§ **SOURCE TEXT**
——————

How many embryos to transfer in IVF?

When we first started doing IVF in the 1980’s the state of the science, like culture techniques and only being able to sustain embryos in the lab until Day 2 or 3, required us to transfer multiple embryos to have any decent chance of success. One of the big problems we faced was the risk of high order multiple pregnancies. The number of embryos to transfer became a large issue. Of course we understood that transferring fewer embryos led to fewer high order multiple pregnancies.

Transferring fewer embryos in appropriate clinical conditions reduces the rate of multiple gestations without impacting live birth rates, according to new recommendations from the American Society for Reproductive Medicine and the Society for Assisted Reproductive Technology.

As scientific advances continue to improve the chance of having a baby through IVF, we are mindful of our goal of helping our patients have a healthy singleton child,” Alan Penzias, MD, chair of the Practice Committee of the American Society for Reproductive Medicine, said in an interview. “Accrued data have led us to revise our recommendations and in many cases advocate for single embryo transfer; thus, our decision to revise the guidance document.”

Dr. Penzias and fellow committee members reviewed national data from 2013 that showed similar pregnancy rates for women aged 42 years and younger who received a single euploid blastocyst or two untested blastocysts. But the risk of twins was significantly reduced with single embryo transfers.

The recommendations state that euploid embryo transfer should be limited to one for women of any age with a favorable prognosis, and for women younger than 35 years regardless of the embryo stage.

Patients aged 35-37 years should first consider single-embryo transfer, and patients aged 38-40 years should receive single-blastocyst embryo transfers if euploid embryos are available, but no more than three cleavage-stage embryos or two blastocysts.

Patients aged 41-42 years should receive single blastocyst transfer if euploid embryos are available, or no more than four cleavage-stage embryos or three blastocysts.

For patients in each age group without a favorable prognosis, the recommendations support transfer of an additional embryo based on individual circumstances and with the condition of patient counseling about the risk of multiples. Additional embryo transfers also may be considered for women who fail to conceive after multiple cycles.

However, “patients with a coexisting medical condition for which a multiple pregnancy may increase the risk of significant morbidity should not have more than one embryo transferred,” the committee members wrote.

The recommendations also call for single-embryo transfer in donor cases where the oocyte donor is younger than 35 years. For patients using frozen embryos, transfers should not exceed the recommended numbers for each age group, and decisions should be based in part on the patient’s age when the embryos were frozen.

The new recommendations will impact clinical practice by providing clinicians with the data they need when counseling patients, said Dr. Penzias, a reproductive endocrinologist in Waltham, Mass., and a clinical professor at Harvard Medical School.

Patients should receive the take-home message that “placing more embryos at once isn’t the best way to achieve their goals,” he said. The recommendations “will help to continue the trend toward single-embryo transfer in an ever-widening group of patients,” he noted.

At RPMG we have been moving toward single embryo transfer for years.

——————

§ **INPUT DATA**
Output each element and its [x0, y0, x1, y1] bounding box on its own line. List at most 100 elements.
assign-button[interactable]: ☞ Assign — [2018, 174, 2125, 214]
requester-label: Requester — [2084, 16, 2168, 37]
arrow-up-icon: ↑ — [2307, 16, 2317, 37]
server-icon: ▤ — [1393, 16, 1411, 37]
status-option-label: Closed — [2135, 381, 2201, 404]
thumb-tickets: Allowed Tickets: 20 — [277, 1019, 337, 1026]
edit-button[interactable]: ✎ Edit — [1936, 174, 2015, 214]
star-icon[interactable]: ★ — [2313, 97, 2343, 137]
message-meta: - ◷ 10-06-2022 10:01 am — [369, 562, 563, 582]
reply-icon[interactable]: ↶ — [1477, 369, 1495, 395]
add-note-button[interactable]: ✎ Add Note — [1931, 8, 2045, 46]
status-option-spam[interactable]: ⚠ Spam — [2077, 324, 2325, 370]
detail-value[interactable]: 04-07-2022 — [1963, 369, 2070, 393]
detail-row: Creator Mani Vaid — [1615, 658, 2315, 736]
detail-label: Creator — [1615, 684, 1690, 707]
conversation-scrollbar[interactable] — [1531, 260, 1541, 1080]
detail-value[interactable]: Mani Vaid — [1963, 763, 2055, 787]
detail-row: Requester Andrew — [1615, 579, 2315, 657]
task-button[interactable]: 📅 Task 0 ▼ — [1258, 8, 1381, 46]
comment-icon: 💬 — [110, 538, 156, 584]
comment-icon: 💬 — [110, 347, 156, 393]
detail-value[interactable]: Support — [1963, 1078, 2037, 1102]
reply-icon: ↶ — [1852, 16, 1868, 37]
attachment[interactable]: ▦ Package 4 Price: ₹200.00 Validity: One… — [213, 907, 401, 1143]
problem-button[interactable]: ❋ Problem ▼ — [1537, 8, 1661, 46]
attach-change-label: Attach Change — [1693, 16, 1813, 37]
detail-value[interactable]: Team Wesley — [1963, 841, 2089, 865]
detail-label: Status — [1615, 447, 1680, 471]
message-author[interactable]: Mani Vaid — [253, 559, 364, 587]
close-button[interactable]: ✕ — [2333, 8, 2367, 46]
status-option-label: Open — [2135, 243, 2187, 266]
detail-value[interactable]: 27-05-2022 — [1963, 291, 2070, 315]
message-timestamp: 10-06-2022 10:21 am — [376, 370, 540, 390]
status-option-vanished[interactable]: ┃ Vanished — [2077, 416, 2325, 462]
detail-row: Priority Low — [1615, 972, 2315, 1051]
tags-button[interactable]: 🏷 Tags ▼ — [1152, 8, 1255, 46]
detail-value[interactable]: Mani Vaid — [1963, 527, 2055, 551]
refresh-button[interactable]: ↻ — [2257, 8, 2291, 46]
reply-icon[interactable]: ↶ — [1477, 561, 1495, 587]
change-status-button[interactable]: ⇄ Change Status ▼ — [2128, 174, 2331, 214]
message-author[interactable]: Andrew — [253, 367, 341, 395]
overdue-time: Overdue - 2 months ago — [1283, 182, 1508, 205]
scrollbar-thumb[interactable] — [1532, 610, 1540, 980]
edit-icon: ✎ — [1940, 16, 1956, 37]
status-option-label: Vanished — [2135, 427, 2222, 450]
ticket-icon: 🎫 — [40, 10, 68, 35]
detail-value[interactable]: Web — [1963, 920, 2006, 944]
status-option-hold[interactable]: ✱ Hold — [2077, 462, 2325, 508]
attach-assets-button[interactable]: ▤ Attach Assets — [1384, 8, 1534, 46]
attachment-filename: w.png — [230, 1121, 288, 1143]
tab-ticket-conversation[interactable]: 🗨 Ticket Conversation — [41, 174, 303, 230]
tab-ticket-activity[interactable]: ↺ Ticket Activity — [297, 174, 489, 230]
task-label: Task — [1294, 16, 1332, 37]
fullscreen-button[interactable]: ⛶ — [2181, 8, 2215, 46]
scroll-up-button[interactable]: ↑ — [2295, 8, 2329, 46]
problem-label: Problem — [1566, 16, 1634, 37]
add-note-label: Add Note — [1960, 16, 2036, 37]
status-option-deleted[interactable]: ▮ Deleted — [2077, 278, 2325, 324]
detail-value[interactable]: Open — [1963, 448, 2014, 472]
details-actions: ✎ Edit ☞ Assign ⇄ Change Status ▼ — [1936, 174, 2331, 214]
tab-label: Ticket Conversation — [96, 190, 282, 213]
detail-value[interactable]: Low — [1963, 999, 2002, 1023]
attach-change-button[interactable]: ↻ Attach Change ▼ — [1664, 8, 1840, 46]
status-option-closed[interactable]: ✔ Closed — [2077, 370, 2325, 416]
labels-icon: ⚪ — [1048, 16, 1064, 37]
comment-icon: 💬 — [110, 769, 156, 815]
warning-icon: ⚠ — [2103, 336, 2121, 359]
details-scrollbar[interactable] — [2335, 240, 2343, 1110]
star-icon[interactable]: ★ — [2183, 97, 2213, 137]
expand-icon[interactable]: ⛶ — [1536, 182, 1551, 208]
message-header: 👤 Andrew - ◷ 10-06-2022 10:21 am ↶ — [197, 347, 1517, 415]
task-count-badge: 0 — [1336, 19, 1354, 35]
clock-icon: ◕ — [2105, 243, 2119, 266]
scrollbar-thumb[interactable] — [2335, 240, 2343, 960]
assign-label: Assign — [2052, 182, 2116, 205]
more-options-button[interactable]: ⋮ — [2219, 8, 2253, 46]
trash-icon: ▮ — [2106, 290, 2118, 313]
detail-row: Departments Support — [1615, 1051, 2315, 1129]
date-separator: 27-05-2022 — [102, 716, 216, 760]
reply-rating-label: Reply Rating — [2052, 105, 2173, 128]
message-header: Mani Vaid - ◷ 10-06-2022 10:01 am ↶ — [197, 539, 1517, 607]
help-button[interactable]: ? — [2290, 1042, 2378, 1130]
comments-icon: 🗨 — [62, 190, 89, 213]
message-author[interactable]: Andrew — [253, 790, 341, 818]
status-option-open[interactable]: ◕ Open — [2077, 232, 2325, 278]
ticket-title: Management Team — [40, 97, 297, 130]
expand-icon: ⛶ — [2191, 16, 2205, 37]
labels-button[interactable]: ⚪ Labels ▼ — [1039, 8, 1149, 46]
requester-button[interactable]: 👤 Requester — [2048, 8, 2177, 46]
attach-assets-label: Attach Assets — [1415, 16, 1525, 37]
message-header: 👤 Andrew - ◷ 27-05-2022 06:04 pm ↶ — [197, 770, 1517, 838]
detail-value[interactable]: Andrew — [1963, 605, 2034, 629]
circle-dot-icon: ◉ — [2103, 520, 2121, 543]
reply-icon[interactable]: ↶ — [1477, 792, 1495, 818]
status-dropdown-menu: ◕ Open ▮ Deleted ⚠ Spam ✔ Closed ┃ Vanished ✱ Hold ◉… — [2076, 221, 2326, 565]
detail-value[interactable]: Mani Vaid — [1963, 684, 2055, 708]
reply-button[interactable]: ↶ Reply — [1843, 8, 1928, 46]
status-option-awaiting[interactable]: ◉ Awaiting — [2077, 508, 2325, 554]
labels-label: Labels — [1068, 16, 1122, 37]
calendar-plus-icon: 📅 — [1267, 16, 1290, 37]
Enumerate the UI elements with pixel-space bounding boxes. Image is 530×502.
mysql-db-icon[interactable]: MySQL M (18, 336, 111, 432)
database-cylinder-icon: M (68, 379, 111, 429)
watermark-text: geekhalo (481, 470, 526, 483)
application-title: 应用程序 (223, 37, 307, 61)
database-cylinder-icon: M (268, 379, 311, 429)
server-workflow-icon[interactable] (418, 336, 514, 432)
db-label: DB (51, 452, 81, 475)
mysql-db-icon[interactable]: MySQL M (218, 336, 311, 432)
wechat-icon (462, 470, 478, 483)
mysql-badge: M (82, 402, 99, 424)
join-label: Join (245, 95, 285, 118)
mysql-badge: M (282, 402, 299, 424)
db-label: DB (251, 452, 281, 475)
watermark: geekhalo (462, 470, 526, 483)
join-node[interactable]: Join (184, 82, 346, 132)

——————

§ **WORK REQUIRED**
Answer these questions using the article on embryo transfer in IVF:
1. When IVF began in the 1980s, until which day could embryos be sustained in the lab?
2. For patients aged 41-42 years, what is the most cleavage-stage embryos the recommendations allow?
3. In donor cases, below what oocyte donor age do the recommendations call for single-embryo transfer?

§ **OUTPUT**
1. Day 2 or 3.
2. Four.
3. 35 years.